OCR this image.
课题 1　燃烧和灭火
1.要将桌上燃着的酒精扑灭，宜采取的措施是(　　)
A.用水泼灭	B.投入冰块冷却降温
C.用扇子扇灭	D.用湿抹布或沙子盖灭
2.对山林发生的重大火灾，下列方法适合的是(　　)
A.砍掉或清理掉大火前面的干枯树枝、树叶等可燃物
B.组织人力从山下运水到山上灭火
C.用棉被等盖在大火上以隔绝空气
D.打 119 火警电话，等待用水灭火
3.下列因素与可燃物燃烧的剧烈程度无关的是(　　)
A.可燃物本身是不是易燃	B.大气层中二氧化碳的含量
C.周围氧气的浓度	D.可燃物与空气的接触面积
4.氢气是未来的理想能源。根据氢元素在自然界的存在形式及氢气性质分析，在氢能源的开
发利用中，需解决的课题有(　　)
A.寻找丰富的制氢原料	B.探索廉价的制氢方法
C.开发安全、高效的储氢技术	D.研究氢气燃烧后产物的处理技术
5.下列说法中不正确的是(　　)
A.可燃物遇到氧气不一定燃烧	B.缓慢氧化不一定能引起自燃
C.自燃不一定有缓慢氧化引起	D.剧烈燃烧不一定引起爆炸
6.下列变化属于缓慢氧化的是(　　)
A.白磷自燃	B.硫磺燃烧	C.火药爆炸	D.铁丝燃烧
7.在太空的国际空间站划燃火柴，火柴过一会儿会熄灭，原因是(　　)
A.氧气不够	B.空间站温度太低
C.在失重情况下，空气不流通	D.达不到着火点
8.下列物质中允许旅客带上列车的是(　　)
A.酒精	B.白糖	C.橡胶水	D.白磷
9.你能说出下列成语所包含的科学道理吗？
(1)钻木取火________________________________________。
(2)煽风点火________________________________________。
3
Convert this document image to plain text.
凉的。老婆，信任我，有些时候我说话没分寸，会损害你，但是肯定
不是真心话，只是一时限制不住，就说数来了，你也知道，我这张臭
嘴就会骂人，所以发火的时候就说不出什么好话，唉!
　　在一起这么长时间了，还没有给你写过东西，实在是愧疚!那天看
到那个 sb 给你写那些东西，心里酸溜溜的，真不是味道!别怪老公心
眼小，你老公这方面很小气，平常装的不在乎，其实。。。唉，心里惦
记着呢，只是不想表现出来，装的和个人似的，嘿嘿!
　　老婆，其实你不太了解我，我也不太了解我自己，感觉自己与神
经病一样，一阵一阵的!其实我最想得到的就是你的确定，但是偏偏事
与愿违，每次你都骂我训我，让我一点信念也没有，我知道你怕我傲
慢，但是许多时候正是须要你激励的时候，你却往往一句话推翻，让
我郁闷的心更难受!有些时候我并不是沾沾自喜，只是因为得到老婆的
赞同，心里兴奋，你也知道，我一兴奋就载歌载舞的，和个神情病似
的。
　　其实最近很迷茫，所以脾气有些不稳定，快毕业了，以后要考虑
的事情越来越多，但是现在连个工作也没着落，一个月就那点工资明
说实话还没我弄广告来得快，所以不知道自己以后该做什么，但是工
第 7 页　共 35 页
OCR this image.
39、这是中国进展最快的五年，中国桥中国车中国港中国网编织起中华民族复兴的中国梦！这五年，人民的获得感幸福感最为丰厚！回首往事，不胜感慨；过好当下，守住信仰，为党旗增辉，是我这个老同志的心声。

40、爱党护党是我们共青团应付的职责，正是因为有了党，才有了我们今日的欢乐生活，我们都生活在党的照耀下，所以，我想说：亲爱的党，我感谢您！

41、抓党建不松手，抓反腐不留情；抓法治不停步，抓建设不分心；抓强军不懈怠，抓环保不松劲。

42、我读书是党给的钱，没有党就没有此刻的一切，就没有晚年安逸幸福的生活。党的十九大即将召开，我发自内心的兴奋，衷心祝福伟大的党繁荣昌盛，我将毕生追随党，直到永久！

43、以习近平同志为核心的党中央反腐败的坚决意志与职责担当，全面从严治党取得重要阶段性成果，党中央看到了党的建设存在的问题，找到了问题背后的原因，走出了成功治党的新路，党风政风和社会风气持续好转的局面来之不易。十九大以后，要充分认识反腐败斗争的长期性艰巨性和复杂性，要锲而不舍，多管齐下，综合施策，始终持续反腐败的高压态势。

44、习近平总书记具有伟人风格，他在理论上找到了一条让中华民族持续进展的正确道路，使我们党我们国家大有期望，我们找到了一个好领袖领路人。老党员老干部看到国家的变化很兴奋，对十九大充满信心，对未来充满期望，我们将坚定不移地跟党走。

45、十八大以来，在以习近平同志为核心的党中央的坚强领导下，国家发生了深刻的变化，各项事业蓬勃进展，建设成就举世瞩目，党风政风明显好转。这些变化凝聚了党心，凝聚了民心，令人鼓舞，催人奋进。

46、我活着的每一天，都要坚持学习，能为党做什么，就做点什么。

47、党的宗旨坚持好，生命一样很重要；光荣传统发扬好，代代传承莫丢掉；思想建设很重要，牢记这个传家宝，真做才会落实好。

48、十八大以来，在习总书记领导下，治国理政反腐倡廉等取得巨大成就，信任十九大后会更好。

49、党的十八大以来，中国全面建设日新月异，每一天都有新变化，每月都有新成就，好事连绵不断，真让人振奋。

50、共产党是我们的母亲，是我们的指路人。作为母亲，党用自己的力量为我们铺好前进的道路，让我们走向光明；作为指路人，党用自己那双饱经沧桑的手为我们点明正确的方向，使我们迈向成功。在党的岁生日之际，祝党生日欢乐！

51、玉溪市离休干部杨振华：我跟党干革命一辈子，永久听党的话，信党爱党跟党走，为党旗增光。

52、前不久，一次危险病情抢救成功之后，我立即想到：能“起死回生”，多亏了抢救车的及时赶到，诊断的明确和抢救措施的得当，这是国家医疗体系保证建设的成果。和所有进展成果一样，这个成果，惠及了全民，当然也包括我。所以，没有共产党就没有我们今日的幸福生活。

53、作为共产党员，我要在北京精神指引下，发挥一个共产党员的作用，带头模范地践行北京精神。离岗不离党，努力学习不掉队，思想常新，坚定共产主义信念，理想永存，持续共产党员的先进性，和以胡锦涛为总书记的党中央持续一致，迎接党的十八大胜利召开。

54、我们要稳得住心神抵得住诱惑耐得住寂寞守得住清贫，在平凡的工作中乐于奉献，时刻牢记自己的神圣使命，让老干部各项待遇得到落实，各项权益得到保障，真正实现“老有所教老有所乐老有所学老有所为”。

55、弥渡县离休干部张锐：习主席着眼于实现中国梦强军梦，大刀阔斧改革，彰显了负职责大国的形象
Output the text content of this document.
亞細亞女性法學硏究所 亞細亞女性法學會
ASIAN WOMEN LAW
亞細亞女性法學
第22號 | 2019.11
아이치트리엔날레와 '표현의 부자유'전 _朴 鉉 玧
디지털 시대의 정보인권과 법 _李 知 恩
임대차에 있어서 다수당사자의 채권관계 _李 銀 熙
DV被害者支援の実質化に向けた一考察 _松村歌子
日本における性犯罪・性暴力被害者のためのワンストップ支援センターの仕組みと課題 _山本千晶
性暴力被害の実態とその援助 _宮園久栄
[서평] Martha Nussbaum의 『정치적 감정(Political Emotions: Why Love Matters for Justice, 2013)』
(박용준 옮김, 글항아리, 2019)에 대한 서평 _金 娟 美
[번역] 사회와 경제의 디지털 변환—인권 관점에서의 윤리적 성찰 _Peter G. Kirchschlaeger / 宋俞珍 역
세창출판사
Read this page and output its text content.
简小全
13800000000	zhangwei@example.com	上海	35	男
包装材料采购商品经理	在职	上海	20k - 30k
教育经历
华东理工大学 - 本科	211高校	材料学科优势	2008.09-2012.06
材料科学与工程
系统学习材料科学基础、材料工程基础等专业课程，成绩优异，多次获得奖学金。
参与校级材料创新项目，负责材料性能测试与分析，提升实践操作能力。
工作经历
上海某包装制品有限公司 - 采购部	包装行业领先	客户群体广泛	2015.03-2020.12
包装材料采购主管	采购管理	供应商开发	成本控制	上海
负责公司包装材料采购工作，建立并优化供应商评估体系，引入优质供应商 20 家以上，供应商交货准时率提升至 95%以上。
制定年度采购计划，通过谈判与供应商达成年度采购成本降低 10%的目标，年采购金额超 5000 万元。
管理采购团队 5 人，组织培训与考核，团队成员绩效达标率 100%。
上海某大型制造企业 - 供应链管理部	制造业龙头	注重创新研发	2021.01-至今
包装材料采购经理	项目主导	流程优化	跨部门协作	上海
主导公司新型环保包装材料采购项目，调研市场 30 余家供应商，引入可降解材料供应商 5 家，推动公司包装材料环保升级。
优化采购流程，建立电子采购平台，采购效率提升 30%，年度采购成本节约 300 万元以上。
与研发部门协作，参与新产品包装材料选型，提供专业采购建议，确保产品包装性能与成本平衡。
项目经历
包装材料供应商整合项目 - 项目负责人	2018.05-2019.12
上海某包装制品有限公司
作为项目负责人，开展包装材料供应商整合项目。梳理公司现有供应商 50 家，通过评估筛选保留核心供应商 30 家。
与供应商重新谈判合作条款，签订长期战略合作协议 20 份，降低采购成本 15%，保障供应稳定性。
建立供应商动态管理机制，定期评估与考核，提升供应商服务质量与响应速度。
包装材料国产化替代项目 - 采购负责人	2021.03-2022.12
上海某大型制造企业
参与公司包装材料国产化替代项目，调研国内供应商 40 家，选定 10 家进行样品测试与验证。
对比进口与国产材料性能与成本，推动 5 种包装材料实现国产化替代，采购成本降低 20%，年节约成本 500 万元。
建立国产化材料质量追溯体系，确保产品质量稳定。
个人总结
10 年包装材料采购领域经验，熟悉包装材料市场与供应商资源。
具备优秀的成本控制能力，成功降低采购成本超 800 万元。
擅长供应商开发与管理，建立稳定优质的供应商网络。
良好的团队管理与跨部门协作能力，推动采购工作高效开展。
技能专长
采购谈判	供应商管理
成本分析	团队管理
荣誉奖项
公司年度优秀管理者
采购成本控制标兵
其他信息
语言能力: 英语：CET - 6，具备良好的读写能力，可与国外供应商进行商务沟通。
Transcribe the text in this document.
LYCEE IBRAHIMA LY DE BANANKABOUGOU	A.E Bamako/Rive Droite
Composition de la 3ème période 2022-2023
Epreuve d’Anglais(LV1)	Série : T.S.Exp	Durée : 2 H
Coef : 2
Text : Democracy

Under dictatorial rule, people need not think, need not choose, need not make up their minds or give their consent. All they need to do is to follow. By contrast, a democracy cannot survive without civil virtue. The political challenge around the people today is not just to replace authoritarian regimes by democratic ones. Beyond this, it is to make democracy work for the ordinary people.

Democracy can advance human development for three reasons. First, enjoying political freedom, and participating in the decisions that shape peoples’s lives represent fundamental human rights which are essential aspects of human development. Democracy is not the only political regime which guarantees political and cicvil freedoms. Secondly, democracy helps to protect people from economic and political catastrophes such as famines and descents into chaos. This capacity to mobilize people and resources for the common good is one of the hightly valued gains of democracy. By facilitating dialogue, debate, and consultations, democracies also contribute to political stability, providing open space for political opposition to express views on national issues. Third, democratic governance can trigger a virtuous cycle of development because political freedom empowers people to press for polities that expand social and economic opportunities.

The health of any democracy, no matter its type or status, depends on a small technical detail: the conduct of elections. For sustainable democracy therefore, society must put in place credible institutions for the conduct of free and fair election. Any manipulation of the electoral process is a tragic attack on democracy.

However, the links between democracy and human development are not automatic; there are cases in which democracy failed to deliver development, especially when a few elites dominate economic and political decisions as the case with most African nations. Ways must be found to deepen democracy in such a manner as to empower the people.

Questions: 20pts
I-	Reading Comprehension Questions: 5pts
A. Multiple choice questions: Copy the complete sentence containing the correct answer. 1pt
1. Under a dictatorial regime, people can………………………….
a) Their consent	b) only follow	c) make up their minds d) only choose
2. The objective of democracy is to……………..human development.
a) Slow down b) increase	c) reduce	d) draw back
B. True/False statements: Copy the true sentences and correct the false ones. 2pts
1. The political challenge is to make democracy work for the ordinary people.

→ **What to work on**
Give the count of lines holding the word "document", with no other words.

→ **Response**
3